Some records
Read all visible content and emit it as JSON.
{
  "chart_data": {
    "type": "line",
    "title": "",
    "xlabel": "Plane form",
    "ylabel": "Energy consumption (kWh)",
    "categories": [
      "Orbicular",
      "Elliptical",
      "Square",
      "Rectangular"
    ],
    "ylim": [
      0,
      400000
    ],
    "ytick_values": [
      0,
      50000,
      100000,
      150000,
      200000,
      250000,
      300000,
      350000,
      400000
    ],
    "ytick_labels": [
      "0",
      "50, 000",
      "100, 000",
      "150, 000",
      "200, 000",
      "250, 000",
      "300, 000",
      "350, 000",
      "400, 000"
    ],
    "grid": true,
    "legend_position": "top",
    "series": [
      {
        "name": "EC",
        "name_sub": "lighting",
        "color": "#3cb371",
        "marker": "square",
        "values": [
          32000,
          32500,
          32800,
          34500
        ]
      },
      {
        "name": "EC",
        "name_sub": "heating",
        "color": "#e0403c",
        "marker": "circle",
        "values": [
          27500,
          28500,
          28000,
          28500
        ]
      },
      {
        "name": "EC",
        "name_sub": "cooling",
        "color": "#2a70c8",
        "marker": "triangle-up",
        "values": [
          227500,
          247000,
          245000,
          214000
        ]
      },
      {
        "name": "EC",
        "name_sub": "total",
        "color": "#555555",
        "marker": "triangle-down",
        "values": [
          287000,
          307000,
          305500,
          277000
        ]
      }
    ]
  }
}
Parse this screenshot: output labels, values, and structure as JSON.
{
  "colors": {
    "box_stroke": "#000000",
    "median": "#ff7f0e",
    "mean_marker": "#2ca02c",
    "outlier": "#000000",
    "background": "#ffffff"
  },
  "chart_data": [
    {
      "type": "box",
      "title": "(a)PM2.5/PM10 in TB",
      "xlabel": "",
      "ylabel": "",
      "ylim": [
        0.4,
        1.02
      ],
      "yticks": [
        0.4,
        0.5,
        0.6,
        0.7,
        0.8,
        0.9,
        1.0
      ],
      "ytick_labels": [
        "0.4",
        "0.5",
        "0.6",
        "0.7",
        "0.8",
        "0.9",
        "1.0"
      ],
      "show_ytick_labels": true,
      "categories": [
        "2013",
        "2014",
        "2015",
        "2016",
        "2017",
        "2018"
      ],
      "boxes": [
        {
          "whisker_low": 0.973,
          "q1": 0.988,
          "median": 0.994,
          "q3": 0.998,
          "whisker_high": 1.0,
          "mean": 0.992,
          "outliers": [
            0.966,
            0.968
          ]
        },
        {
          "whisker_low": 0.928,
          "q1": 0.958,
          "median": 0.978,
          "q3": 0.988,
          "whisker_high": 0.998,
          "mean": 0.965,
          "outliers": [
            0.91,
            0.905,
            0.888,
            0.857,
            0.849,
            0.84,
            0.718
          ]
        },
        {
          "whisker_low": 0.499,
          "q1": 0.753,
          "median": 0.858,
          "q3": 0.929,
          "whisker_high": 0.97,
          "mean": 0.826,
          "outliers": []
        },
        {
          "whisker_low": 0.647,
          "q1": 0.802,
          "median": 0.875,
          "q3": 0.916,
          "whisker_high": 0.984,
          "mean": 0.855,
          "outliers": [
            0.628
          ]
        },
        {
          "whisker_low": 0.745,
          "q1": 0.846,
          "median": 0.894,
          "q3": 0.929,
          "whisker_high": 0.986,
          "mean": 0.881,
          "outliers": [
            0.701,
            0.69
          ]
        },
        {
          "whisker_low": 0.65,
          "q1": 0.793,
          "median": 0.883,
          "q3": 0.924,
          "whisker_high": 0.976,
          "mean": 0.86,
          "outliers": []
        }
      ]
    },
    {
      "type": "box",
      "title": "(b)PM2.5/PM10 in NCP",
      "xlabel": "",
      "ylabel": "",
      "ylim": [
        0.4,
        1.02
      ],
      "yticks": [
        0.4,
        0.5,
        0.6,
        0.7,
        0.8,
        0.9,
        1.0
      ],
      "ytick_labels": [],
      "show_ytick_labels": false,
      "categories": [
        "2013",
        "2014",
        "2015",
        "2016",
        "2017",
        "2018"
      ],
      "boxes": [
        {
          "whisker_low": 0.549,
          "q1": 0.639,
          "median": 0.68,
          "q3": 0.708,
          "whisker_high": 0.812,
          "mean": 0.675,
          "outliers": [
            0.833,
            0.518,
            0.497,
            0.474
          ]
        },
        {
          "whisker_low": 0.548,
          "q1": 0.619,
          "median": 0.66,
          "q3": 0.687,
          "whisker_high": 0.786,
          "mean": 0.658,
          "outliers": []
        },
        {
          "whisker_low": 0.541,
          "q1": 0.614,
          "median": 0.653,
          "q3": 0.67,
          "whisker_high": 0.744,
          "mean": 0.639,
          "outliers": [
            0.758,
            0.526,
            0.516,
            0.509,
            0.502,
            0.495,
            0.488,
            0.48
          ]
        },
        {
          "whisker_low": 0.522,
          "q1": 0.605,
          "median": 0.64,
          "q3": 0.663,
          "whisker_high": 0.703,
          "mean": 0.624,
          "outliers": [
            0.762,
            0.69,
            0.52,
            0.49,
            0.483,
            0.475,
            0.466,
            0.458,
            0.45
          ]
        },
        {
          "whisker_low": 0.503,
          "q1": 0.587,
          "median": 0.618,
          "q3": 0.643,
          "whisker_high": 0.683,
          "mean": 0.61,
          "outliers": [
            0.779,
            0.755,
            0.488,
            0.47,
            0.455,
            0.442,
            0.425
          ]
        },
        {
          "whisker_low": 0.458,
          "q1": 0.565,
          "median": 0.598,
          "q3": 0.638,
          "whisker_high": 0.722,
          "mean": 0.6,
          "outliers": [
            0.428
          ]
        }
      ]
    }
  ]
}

» **What the exercise asks**:
Scan the listing above for the word "JSON" and show each line where it is found.

» **Finished task**:
Read all visible content and emit it as JSON.
Parse this screenshot: output labels, values, and structure as JSON.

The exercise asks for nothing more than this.